Comb the records below for the string "this" and copy each line where it turns up.

** BEGIN Task data **

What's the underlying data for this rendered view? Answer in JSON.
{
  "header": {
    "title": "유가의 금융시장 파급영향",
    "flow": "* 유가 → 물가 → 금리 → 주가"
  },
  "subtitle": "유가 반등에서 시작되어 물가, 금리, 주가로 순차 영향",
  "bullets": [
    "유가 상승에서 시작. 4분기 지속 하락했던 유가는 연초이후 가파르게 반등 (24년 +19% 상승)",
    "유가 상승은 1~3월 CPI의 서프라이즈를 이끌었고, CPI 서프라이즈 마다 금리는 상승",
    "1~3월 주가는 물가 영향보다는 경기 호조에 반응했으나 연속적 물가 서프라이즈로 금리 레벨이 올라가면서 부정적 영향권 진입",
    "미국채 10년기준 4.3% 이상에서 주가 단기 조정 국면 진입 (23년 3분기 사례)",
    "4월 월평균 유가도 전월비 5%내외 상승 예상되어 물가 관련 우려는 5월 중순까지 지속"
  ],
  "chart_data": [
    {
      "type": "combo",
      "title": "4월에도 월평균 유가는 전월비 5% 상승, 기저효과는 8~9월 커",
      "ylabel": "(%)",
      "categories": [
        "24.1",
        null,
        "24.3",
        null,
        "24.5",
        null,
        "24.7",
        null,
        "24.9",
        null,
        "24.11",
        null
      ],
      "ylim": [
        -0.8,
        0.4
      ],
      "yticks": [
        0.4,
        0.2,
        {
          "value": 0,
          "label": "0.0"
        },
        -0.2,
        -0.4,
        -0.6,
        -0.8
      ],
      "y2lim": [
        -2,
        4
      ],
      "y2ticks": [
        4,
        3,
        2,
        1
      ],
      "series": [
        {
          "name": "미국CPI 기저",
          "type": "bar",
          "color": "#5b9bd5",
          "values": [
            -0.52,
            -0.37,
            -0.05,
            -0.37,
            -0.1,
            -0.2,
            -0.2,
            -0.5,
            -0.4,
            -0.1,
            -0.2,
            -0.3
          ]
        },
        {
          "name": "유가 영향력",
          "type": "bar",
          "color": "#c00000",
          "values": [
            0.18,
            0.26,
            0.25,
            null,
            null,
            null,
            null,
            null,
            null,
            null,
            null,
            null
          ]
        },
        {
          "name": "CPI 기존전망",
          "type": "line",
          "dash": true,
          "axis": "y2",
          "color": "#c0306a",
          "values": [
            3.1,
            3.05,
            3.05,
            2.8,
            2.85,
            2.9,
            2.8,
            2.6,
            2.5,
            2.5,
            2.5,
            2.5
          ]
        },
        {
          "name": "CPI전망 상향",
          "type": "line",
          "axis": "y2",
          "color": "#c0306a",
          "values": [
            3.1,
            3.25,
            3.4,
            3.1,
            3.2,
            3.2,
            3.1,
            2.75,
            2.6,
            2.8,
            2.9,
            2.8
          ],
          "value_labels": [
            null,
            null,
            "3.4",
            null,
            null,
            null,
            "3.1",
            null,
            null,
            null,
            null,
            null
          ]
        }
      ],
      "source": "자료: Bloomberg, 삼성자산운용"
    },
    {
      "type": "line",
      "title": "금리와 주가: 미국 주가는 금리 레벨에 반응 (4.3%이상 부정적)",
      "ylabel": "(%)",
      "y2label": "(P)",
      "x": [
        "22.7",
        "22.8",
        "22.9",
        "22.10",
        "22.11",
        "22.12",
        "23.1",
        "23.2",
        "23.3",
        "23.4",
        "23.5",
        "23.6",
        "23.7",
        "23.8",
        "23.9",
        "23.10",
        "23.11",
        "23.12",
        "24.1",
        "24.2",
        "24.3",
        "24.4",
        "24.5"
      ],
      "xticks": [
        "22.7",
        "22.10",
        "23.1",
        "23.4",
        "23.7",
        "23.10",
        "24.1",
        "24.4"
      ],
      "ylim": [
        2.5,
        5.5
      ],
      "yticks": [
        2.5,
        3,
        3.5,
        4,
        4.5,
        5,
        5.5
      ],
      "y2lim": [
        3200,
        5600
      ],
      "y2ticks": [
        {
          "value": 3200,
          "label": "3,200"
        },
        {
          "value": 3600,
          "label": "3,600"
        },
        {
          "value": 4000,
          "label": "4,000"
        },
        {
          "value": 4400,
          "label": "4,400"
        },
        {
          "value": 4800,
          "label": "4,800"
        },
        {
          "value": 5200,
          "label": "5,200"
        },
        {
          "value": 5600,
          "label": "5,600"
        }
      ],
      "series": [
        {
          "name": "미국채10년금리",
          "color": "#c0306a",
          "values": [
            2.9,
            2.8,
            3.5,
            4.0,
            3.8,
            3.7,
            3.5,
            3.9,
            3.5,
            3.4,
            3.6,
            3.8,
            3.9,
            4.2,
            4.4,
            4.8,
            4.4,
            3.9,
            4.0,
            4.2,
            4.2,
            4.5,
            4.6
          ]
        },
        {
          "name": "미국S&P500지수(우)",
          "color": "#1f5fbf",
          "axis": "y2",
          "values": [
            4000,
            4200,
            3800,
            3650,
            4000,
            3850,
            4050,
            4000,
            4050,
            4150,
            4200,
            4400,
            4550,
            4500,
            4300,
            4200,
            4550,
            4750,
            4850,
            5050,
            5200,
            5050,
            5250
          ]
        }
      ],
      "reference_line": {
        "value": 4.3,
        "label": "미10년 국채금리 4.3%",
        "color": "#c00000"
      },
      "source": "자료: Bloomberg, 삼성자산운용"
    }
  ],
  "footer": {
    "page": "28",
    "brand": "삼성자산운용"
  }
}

** END Task data **
** BEGIN Task data **

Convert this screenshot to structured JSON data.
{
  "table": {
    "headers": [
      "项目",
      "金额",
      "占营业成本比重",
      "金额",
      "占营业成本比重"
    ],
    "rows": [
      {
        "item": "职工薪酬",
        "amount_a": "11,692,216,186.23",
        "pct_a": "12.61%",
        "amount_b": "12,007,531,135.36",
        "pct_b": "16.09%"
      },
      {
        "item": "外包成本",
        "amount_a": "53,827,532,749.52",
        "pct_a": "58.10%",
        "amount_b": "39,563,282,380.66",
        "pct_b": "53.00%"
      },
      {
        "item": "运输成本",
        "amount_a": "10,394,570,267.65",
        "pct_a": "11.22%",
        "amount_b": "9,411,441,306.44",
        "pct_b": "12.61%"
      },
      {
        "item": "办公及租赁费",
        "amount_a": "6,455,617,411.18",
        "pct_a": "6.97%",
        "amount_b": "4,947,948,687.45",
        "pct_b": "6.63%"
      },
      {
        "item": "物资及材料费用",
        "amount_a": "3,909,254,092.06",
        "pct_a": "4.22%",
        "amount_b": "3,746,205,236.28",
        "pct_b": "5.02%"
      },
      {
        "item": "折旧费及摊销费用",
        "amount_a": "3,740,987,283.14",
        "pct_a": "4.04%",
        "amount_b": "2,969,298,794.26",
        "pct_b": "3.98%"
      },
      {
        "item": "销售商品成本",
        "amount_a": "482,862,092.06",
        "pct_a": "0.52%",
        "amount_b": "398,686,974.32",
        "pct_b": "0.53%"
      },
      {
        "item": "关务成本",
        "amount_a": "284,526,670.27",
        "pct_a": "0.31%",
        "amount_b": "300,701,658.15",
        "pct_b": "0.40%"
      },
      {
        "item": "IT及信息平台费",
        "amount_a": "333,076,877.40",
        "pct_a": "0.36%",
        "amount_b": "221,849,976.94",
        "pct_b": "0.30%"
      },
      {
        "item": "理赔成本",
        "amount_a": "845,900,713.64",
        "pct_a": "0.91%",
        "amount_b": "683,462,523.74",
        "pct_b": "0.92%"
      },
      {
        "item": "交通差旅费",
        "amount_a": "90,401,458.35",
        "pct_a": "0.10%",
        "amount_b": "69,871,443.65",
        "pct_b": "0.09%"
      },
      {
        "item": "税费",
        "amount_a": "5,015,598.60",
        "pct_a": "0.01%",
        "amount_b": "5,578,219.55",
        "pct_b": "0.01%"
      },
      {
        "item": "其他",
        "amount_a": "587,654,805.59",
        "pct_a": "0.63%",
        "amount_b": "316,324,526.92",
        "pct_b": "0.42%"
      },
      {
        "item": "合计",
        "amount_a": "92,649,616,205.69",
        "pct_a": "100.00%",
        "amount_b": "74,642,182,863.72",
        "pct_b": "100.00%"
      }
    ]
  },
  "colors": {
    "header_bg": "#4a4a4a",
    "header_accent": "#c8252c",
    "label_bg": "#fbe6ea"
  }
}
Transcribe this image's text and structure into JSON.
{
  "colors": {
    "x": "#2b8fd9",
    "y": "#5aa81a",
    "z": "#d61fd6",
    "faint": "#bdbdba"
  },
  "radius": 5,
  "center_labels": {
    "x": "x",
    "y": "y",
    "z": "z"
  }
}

** END Task data **

(Task response):
What's the underlying data for this rendered view? Answer in JSON.
Convert this screenshot to structured JSON data.
Transcribe this image's text and structure into JSON.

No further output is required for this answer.